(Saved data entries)
(begin)
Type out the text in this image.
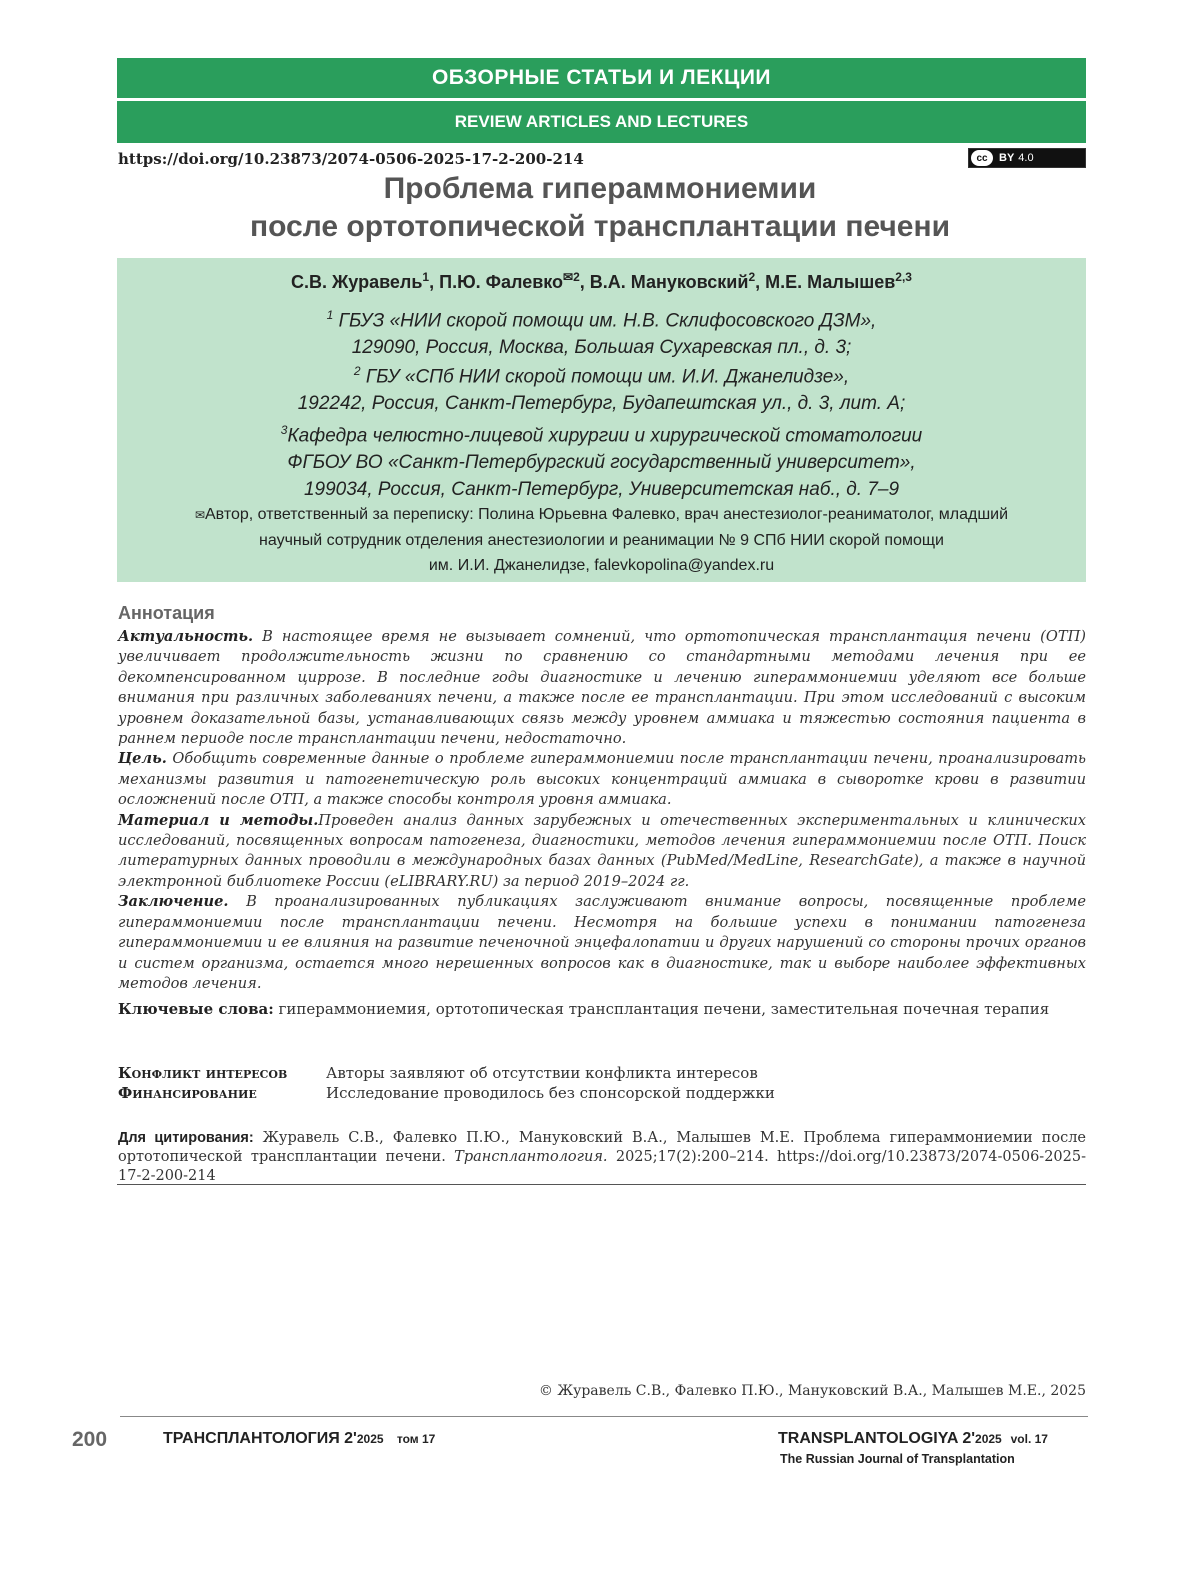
ОБЗОРНЫЕ СТАТЬИ И ЛЕКЦИИ
REVIEW ARTICLES AND LECTURES
https://doi.org/10.23873/2074-0506-2025-17-2-200-214	cc	BY 4.0
Проблема гипераммониемии
после ортотопической трансплантации печени
С.В. Журавель$^1$, П.Ю. Фалевко$^{✉2}$, В.А. Мануковский$^2$, М.Е. Малышев$^{2,3}$
$^1$ ГБУЗ «НИИ скорой помощи им. Н.В. Склифосовского ДЗМ»,
129090, Россия, Москва, Большая Сухаревская пл., д. 3;
$^2$ ГБУ «СПб НИИ скорой помощи им. И.И. Джанелидзе»,
192242, Россия, Санкт-Петербург, Будапештская ул., д. 3, лит. А;
$^3$Кафедра челюстно-лицевой хирургии и хирургической стоматологии
ФГБОУ ВО «Санкт-Петербургский государственный университет»,
199034, Россия, Санкт-Петербург, Университетская наб., д. 7–9
✉Автор, ответственный за переписку: Полина Юрьевна Фалевко, врач анестезиолог-реаниматолог, младший
научный сотрудник отделения анестезиологии и реанимации № 9 СПб НИИ скорой помощи
им. И.И. Джанелидзе, falevkopolina@yandex.ru
Аннотация

Актуальность. В настоящее время не вызывает сомнений, что ортотопическая трансплантация печени (ОТП) увеличивает продолжительность жизни по сравнению со стандартными методами лечения при ее декомпенсированном циррозе. В последние годы диагностике и лечению гипераммониемии уделяют все больше внимания при различных заболеваниях печени, а также после ее трансплантации. При этом исследований с высоким уровнем доказательной базы, устанавливающих связь между уровнем аммиака и тяжестью состояния пациента в раннем периоде после трансплантации печени, недостаточно.

Цель. Обобщить современные данные о проблеме гипераммониемии после трансплантации печени, проанализировать механизмы развития и патогенетическую роль высоких концентраций аммиака в сыворотке крови в развитии осложнений после ОТП, а также способы контроля уровня аммиака.

Материал и методы.Проведен анализ данных зарубежных и отечественных экспериментальных и клинических исследований, посвященных вопросам патогенеза, диагностики, методов лечения гипераммониемии после ОТП. Поиск литературных данных проводили в международных базах данных (PubMed/MedLine, ResearchGate), а также в научной электронной библиотеке России (eLIBRARY.RU) за период 2019–2024 гг.

Заключение. В проанализированных публикациях заслуживают внимание вопросы, посвященные проблеме гипераммониемии после трансплантации печени. Несмотря на большие успехи в понимании патогенеза гипераммониемии и ее влияния на развитие печеночной энцефалопатии и других нарушений со стороны прочих органов и систем организма, остается много нерешенных вопросов как в диагностике, так и выборе наиболее эффективных методов лечения.

Ключевые слова: гипераммониемия, ортотопическая трансплантация печени, заместительная почечная терапия
Конфликт интересов	Авторы заявляют об отсутствии конфликта интересов
Финансирование	Исследование проводилось без спонсорской поддержки
Для цитирования: Журавель С.В., Фалевко П.Ю., Мануковский В.А., Малышев М.Е. Проблема гипераммониемии после ортотопической трансплантации печени. Трансплантология. 2025;17(2):200–214. https://doi.org/10.23873/2074-0506-2025-17-2-200-214
© Журавель С.В., Фалевко П.Ю., Мануковский В.А., Малышев М.Е., 2025
200	ТРАНСПЛАНТОЛОГИЯ 2'2025 том 17	TRANSPLANTOLOGIYA 2'2025 vol. 17
The Russian Journal of Transplantation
(end)
## [REQUIREMENT]
Pictures are excluded; copy every other part of the records exactly.

## [THE REPLY]
Type out the text in this image.
ОБЗОРНЫЕ СТАТЬИ И ЛЕКЦИИ
REVIEW ARTICLES AND LECTURES
https://doi.org/10.23873/2074-0506-2025-17-2-200-214	cc	BY 4.0
Проблема гипераммониемии
после ортотопической трансплантации печени
С.В. Журавель$^1$, П.Ю. Фалевко$^{✉2}$, В.А. Мануковский$^2$, М.Е. Малышев$^{2,3}$
$^1$ ГБУЗ «НИИ скорой помощи им. Н.В. Склифосовского ДЗМ»,
129090, Россия, Москва, Большая Сухаревская пл., д. 3;
$^2$ ГБУ «СПб НИИ скорой помощи им. И.И. Джанелидзе»,
192242, Россия, Санкт-Петербург, Будапештская ул., д. 3, лит. А;
$^3$Кафедра челюстно-лицевой хирургии и хирургической стоматологии
ФГБОУ ВО «Санкт-Петербургский государственный университет»,
199034, Россия, Санкт-Петербург, Университетская наб., д. 7–9
✉Автор, ответственный за переписку: Полина Юрьевна Фалевко, врач анестезиолог-реаниматолог, младший
научный сотрудник отделения анестезиологии и реанимации № 9 СПб НИИ скорой помощи
им. И.И. Джанелидзе, falevkopolina@yandex.ru
Аннотация

Актуальность. В настоящее время не вызывает сомнений, что ортотопическая трансплантация печени (ОТП) увеличивает продолжительность жизни по сравнению со стандартными методами лечения при ее декомпенсированном циррозе. В последние годы диагностике и лечению гипераммониемии уделяют все больше внимания при различных заболеваниях печени, а также после ее трансплантации. При этом исследований с высоким уровнем доказательной базы, устанавливающих связь между уровнем аммиака и тяжестью состояния пациента в раннем периоде после трансплантации печени, недостаточно.

Цель. Обобщить современные данные о проблеме гипераммониемии после трансплантации печени, проанализировать механизмы развития и патогенетическую роль высоких концентраций аммиака в сыворотке крови в развитии осложнений после ОТП, а также способы контроля уровня аммиака.

Материал и методы.Проведен анализ данных зарубежных и отечественных экспериментальных и клинических исследований, посвященных вопросам патогенеза, диагностики, методов лечения гипераммониемии после ОТП. Поиск литературных данных проводили в международных базах данных (PubMed/MedLine, ResearchGate), а также в научной электронной библиотеке России (eLIBRARY.RU) за период 2019–2024 гг.

Заключение. В проанализированных публикациях заслуживают внимание вопросы, посвященные проблеме гипераммониемии после трансплантации печени. Несмотря на большие успехи в понимании патогенеза гипераммониемии и ее влияния на развитие печеночной энцефалопатии и других нарушений со стороны прочих органов и систем организма, остается много нерешенных вопросов как в диагностике, так и выборе наиболее эффективных методов лечения.

Ключевые слова: гипераммониемия, ортотопическая трансплантация печени, заместительная почечная терапия
Конфликт интересов	Авторы заявляют об отсутствии конфликта интересов
Финансирование	Исследование проводилось без спонсорской поддержки
Для цитирования: Журавель С.В., Фалевко П.Ю., Мануковский В.А., Малышев М.Е. Проблема гипераммониемии после ортотопической трансплантации печени. Трансплантология. 2025;17(2):200–214. https://doi.org/10.23873/2074-0506-2025-17-2-200-214
© Журавель С.В., Фалевко П.Ю., Мануковский В.А., Малышев М.Е., 2025
200	ТРАНСПЛАНТОЛОГИЯ 2'2025 том 17	TRANSPLANTOLOGIYA 2'2025 vol. 17
The Russian Journal of Transplantation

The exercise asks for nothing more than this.